Haven’t tried this yet, but unless Presonus can duplicate the issue, it won’t get fixed. Have you been in touch with Presonus about the issue? It’s a bug that needs to be squashed, so any info that can be relied to Presonus the better! p.s I’m loving the new update and direction of studio one.


----------



## ALittleNightMusic

Fizzlewig said:


> Haven’t tried this yet, but unless Presonus can duplicate the issue, it won’t get fixed. Have you been in touch with Presonus about the issue? It’s a bug that needs to be squashed, so any info that can be relied to Presonus the better! p.s I’m loving the new update and direction of studio one.


Yup have a bug filed with them - let’s see what happens.


----------



## dcoscina

I love how easy articulation management is in Studio One. However, when I create my own set, I'm not able to create a master Developer folder to house various library Sound variation sets under. I've tried going into the folder and manually doing it but S1 ignores it. Drat.


----------



## ALittleNightMusic

dcoscina said:


> I love how easy articulation management is in Studio One. However, when I create my own set, I'm not able to create a master Developer folder to house various library Sound variation sets under. I've tried going into the folder and manually doing it but S1 ignores it. Drat.


If you create a folder externally, try to reindex presets from the Home screen of the browser tab.


----------



## ALittleNightMusic

ALittleNightMusic said:


> Ooof, unfortunately, there seems to be a bug with total plugin delay and templates. I can create a brand new template Song and it'll show 0.2ms delay but then I'll create a new Song from that template and the delay will show 330ms for some reason. Same exact templates with the same tracks enabled. I've reproduced this multiple times. Hopefully Presonus can fix it ASAP because it really makes working with templates in S1 very challenging, especially if you have external synths.

> **Entries supplied**:
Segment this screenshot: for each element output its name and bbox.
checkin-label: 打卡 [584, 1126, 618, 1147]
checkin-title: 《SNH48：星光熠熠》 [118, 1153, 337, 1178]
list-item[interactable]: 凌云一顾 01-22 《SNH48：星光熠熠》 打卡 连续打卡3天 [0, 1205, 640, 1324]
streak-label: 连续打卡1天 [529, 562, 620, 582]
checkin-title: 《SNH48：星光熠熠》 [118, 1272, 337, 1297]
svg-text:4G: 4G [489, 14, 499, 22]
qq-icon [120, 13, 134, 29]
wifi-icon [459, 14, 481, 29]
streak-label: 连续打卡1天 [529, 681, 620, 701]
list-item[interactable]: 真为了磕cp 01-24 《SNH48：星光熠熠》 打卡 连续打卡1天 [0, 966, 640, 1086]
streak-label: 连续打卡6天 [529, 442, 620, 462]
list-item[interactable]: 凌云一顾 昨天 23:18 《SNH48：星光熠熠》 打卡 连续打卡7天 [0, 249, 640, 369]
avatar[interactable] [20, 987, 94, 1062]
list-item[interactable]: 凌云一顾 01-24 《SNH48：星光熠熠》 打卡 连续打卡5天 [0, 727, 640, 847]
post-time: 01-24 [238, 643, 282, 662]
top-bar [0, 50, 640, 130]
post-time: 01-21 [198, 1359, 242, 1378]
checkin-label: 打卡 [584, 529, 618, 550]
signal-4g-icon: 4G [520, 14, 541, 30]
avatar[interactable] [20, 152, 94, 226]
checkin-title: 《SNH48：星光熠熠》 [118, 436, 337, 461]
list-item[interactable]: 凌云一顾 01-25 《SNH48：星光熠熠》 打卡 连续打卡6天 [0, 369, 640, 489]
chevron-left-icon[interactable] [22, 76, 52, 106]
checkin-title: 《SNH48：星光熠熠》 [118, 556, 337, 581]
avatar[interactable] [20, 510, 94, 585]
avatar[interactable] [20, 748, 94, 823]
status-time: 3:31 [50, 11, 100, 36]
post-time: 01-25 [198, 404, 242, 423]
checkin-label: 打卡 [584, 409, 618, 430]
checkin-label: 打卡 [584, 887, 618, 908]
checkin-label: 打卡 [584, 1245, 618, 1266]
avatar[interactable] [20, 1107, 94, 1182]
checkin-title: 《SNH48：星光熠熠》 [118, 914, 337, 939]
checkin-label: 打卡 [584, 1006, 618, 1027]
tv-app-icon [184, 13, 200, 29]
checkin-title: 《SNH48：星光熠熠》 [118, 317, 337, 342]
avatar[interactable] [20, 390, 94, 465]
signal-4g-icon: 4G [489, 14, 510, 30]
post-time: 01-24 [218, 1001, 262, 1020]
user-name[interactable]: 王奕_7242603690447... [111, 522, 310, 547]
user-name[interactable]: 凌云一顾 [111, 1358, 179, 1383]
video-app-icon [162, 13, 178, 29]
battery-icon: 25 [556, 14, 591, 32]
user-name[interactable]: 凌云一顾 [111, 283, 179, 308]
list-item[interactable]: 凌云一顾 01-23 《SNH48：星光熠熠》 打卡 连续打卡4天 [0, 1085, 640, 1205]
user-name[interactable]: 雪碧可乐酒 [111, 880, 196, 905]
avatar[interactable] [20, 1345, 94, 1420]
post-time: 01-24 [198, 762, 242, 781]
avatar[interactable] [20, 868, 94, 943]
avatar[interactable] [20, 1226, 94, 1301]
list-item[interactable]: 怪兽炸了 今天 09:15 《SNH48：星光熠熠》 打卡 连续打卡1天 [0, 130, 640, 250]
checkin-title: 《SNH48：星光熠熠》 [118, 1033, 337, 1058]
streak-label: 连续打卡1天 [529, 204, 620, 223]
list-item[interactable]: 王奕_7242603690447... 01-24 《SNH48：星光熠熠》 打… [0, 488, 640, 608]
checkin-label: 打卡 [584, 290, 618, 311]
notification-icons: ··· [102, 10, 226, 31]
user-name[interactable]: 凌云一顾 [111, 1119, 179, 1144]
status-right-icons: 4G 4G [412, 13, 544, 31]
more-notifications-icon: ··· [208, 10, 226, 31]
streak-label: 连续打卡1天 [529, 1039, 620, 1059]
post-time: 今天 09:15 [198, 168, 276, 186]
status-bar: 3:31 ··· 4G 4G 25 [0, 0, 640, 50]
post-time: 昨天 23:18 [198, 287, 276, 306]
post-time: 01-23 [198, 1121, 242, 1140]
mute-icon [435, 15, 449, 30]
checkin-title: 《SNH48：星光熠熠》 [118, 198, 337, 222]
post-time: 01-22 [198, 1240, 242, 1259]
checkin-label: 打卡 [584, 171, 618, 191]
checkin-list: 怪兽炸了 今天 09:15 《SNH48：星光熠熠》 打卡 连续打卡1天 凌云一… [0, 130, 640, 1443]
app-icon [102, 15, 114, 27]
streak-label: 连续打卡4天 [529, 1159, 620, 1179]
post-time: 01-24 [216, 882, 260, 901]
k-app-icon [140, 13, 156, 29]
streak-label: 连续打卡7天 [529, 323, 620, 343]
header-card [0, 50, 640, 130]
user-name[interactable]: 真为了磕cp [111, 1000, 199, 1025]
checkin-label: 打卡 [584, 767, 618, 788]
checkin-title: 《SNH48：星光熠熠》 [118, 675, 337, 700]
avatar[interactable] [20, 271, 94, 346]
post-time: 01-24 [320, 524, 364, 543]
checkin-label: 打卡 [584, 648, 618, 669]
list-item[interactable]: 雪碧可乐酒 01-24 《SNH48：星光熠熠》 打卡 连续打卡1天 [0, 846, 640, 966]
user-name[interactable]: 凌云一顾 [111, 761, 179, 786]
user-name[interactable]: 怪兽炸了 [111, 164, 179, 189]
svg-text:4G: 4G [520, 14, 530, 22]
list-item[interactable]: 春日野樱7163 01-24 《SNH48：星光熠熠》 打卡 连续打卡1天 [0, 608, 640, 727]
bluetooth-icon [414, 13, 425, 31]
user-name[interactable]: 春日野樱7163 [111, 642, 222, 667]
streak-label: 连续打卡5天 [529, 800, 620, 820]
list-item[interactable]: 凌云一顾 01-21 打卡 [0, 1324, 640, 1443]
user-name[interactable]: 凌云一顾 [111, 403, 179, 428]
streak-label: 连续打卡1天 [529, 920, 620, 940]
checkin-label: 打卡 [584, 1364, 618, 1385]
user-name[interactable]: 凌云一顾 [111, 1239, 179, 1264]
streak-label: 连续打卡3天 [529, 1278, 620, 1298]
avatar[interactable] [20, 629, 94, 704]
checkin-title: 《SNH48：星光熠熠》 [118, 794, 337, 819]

> **What needs to be done**:
From the Studio One forum thread, extract the passage starting with "If you create" and going on through "have external synths.", copied word for word. The records have no connection to the forum thread about Studio One.

> **Solution for this task**:
If you create a folder externally, try to reindex presets from the Home screen of the browser tab.


----------



## ALittleNightMusic

ALittleNightMusic said:


> Ooof, unfortunately, there seems to be a bug with total plugin delay and templates. I can create a brand new template Song and it'll show 0.2ms delay but then I'll create a new Song from that template and the delay will show 330ms for some reason. Same exact templates with the same tracks enabled. I've reproduced this multiple times. Hopefully Presonus can fix it ASAP because it really makes working with templates in S1 very challenging, especially if you have external synths.